Prompt:
Transcribe the records that follow, preserving every word.

===== Exercise data =====

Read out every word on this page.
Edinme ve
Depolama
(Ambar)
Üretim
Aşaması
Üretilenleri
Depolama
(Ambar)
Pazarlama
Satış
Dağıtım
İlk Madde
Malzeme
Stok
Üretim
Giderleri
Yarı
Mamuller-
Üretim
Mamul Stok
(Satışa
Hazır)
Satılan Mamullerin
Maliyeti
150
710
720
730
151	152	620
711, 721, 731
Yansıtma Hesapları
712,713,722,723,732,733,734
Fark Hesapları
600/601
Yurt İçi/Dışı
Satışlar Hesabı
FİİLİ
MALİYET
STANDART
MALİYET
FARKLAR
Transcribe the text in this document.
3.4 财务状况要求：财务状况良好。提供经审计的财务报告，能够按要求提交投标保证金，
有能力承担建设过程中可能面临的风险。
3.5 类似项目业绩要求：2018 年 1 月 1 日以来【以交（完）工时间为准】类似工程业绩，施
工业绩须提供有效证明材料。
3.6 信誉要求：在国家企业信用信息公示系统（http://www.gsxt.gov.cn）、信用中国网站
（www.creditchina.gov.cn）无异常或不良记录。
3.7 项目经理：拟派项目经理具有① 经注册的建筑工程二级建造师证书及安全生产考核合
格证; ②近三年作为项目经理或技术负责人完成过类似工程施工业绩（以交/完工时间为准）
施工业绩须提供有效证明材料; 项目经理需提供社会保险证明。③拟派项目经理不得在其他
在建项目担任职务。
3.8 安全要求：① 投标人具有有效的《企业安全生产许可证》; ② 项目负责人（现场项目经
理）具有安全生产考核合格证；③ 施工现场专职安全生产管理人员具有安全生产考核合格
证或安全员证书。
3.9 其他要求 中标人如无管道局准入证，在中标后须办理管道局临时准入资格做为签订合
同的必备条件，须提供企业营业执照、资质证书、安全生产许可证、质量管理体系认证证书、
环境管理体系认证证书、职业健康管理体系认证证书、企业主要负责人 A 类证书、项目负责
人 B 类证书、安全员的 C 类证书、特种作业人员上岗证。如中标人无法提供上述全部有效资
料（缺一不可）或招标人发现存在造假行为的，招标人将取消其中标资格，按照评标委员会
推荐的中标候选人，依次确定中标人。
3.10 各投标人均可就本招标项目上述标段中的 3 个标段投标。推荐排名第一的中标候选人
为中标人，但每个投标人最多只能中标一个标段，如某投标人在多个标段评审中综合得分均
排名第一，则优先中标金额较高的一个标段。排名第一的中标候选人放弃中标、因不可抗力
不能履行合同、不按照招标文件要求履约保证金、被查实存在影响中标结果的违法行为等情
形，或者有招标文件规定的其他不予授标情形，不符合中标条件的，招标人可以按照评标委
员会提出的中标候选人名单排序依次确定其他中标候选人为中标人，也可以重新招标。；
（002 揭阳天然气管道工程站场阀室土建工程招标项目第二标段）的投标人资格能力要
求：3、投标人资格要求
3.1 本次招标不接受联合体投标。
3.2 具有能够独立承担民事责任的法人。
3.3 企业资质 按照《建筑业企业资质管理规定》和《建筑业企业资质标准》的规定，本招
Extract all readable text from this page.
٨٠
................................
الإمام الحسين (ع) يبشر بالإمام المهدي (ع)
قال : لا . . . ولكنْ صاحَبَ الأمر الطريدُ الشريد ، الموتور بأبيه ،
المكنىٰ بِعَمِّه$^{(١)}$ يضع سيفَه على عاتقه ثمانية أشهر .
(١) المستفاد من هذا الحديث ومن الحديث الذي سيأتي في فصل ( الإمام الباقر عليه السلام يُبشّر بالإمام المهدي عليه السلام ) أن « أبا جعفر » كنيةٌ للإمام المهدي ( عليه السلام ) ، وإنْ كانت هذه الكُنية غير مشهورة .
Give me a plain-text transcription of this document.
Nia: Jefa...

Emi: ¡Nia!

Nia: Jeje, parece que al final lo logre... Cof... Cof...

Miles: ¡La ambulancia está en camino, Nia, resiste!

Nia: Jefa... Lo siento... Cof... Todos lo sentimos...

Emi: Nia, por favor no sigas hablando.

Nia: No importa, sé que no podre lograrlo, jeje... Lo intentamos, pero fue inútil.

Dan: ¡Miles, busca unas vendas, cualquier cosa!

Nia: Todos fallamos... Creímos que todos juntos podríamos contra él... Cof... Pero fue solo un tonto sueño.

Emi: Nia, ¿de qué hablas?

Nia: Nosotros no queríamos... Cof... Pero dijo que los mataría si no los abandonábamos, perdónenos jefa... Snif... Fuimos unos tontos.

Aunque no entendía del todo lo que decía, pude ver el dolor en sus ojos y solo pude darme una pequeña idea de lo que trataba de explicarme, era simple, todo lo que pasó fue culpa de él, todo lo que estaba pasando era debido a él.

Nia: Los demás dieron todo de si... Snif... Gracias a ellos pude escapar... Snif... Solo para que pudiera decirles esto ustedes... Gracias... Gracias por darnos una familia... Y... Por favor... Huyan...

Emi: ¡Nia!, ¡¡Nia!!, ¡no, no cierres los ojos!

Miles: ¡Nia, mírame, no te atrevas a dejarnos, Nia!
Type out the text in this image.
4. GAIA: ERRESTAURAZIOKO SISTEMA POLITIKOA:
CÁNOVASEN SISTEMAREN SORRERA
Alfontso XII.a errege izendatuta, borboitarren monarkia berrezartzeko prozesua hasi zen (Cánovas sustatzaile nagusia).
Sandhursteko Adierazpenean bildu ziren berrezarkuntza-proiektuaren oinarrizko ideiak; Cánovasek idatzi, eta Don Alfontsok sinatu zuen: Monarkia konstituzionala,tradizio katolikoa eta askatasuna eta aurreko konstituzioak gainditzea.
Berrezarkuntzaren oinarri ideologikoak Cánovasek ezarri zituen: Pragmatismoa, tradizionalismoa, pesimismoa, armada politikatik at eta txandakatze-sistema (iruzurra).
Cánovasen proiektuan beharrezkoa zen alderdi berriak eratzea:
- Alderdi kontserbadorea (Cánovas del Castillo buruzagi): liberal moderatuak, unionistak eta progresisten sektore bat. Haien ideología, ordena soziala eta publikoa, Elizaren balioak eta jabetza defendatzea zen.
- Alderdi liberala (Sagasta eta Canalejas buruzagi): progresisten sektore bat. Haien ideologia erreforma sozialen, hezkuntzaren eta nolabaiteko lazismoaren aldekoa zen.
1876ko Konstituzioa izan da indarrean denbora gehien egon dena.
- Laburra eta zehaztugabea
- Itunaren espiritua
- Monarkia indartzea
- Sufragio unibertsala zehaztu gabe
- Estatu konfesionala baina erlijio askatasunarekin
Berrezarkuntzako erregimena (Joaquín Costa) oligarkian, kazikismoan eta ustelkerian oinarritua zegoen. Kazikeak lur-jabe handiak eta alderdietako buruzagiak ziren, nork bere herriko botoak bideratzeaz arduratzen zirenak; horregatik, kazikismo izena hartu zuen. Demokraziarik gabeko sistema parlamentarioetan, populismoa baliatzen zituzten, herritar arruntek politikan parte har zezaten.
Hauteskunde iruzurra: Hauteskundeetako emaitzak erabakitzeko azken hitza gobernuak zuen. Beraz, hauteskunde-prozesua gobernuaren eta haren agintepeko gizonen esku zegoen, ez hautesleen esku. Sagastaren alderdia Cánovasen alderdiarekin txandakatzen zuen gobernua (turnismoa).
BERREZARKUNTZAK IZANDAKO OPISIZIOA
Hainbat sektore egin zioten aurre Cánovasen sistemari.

=====

Answer for the task:
Read out every word on this page.
Edinme ve
Depolama
(Ambar)
Üretim
Aşaması
Üretilenleri
Depolama
(Ambar)
Pazarlama
Satış
Dağıtım
İlk Madde
Malzeme
Stok
Üretim
Giderleri
Yarı
Mamuller-
Üretim
Mamul Stok
(Satışa
Hazır)
Satılan Mamullerin
Maliyeti
150
710
720
730
151	152	620
711, 721, 731
Yansıtma Hesapları
712,713,722,723,732,733,734
Fark Hesapları
600/601
Yurt İçi/Dışı
Satışlar Hesabı
FİİLİ
MALİYET
STANDART
MALİYET
FARKLAR
Transcribe the text in this document.
3.4 财务状况要求：财务状况良好。提供经审计的财务报告，能够按要求提交投标保证金，
有能力承担建设过程中可能面临的风险。
3.5 类似项目业绩要求：2018 年 1 月 1 日以来【以交（完）工时间为准】类似工程业绩，施
工业绩须提供有效证明材料。
3.6 信誉要求：在国家企业信用信息公示系统（http://www.gsxt.gov.cn）、信用中国网站
（www.creditchina.gov.cn）无异常或不良记录。
3.7 项目经理：拟派项目经理具有① 经注册的建筑工程二级建造师证书及安全生产考核合
格证; ②近三年作为项目经理或技术负责人完成过类似工程施工业绩（以交/完工时间为准）
施工业绩须提供有效证明材料; 项目经理需提供社会保险证明。③拟派项目经理不得在其他
在建项目担任职务。
3.8 安全要求：① 投标人具有有效的《企业安全生产许可证》; ② 项目负责人（现场项目经
理）具有安全生产考核合格证；③ 施工现场专职安全生产管理人员具有安全生产考核合格
证或安全员证书。
3.9 其他要求 中标人如无管道局准入证，在中标后须办理管道局临时准入资格做为签订合
同的必备条件，须提供企业营业执照、资质证书、安全生产许可证、质量管理体系认证证书、
环境管理体系认证证书、职业健康管理体系认证证书、企业主要负责人 A 类证书、项目负责
人 B 类证书、安全员的 C 类证书、特种作业人员上岗证。如中标人无法提供上述全部有效资
料（缺一不可）或招标人发现存在造假行为的，招标人将取消其中标资格，按照评标委员会
推荐的中标候选人，依次确定中标人。
3.10 各投标人均可就本招标项目上述标段中的 3 个标段投标。推荐排名第一的中标候选人
为中标人，但每个投标人最多只能中标一个标段，如某投标人在多个标段评审中综合得分均
排名第一，则优先中标金额较高的一个标段。排名第一的中标候选人放弃中标、因不可抗力
不能履行合同、不按照招标文件要求履约保证金、被查实存在影响中标结果的违法行为等情
形，或者有招标文件规定的其他不予授标情形，不符合中标条件的，招标人可以按照评标委
员会提出的中标候选人名单排序依次确定其他中标候选人为中标人，也可以重新招标。；
（002 揭阳天然气管道工程站场阀室土建工程招标项目第二标段）的投标人资格能力要
求：3、投标人资格要求
3.1 本次招标不接受联合体投标。
3.2 具有能够独立承担民事责任的法人。
3.3 企业资质 按照《建筑业企业资质管理规定》和《建筑业企业资质标准》的规定，本招
Extract all readable text from this page.
٨٠
................................
الإمام الحسين (ع) يبشر بالإمام المهدي (ع)
قال : لا . . . ولكنْ صاحَبَ الأمر الطريدُ الشريد ، الموتور بأبيه ،
المكنىٰ بِعَمِّه$^{(١)}$ يضع سيفَه على عاتقه ثمانية أشهر .
(١) المستفاد من هذا الحديث ومن الحديث الذي سيأتي في فصل ( الإمام الباقر عليه السلام يُبشّر بالإمام المهدي عليه السلام ) أن « أبا جعفر » كنيةٌ للإمام المهدي ( عليه السلام ) ، وإنْ كانت هذه الكُنية غير مشهورة .
Give me a plain-text transcription of this document.
Nia: Jefa...

Emi: ¡Nia!

Nia: Jeje, parece que al final lo logre... Cof... Cof...

Miles: ¡La ambulancia está en camino, Nia, resiste!

Nia: Jefa... Lo siento... Cof... Todos lo sentimos...

Emi: Nia, por favor no sigas hablando.

Nia: No importa, sé que no podre lograrlo, jeje... Lo intentamos, pero fue inútil.

Dan: ¡Miles, busca unas vendas, cualquier cosa!

Nia: Todos fallamos... Creímos que todos juntos podríamos contra él... Cof... Pero fue solo un tonto sueño.

Emi: Nia, ¿de qué hablas?

Nia: Nosotros no queríamos... Cof... Pero dijo que los mataría si no los abandonábamos, perdónenos jefa... Snif... Fuimos unos tontos.

Aunque no entendía del todo lo que decía, pude ver el dolor en sus ojos y solo pude darme una pequeña idea de lo que trataba de explicarme, era simple, todo lo que pasó fue culpa de él, todo lo que estaba pasando era debido a él.

Nia: Los demás dieron todo de si... Snif... Gracias a ellos pude escapar... Snif... Solo para que pudiera decirles esto ustedes... Gracias... Gracias por darnos una familia... Y... Por favor... Huyan...

Emi: ¡Nia!, ¡¡Nia!!, ¡no, no cierres los ojos!

Miles: ¡Nia, mírame, no te atrevas a dejarnos, Nia!
Type out the text in this image.
4. GAIA: ERRESTAURAZIOKO SISTEMA POLITIKOA:
CÁNOVASEN SISTEMAREN SORRERA
Alfontso XII.a errege izendatuta, borboitarren monarkia berrezartzeko prozesua hasi zen (Cánovas sustatzaile nagusia).
Sandhursteko Adierazpenean bildu ziren berrezarkuntza-proiektuaren oinarrizko ideiak; Cánovasek idatzi, eta Don Alfontsok sinatu zuen: Monarkia konstituzionala,tradizio katolikoa eta askatasuna eta aurreko konstituzioak gainditzea.
Berrezarkuntzaren oinarri ideologikoak Cánovasek ezarri zituen: Pragmatismoa, tradizionalismoa, pesimismoa, armada politikatik at eta txandakatze-sistema (iruzurra).
Cánovasen proiektuan beharrezkoa zen alderdi berriak eratzea:
- Alderdi kontserbadorea (Cánovas del Castillo buruzagi): liberal moderatuak, unionistak eta progresisten sektore bat. Haien ideología, ordena soziala eta publikoa, Elizaren balioak eta jabetza defendatzea zen.
- Alderdi liberala (Sagasta eta Canalejas buruzagi): progresisten sektore bat. Haien ideologia erreforma sozialen, hezkuntzaren eta nolabaiteko lazismoaren aldekoa zen.
1876ko Konstituzioa izan da indarrean denbora gehien egon dena.
- Laburra eta zehaztugabea
- Itunaren espiritua
- Monarkia indartzea
- Sufragio unibertsala zehaztu gabe
- Estatu konfesionala baina erlijio askatasunarekin
Berrezarkuntzako erregimena (Joaquín Costa) oligarkian, kazikismoan eta ustelkerian oinarritua zegoen. Kazikeak lur-jabe handiak eta alderdietako buruzagiak ziren, nork bere herriko botoak bideratzeaz arduratzen zirenak; horregatik, kazikismo izena hartu zuen. Demokraziarik gabeko sistema parlamentarioetan, populismoa baliatzen zituzten, herritar arruntek politikan parte har zezaten.
Hauteskunde iruzurra: Hauteskundeetako emaitzak erabakitzeko azken hitza gobernuak zuen. Beraz, hauteskunde-prozesua gobernuaren eta haren agintepeko gizonen esku zegoen, ez hautesleen esku. Sagastaren alderdia Cánovasen alderdiarekin txandakatzen zuen gobernua (turnismoa).
BERREZARKUNTZAK IZANDAKO OPISIZIOA
Hainbat sektore egin zioten aurre Cánovasen sistemari.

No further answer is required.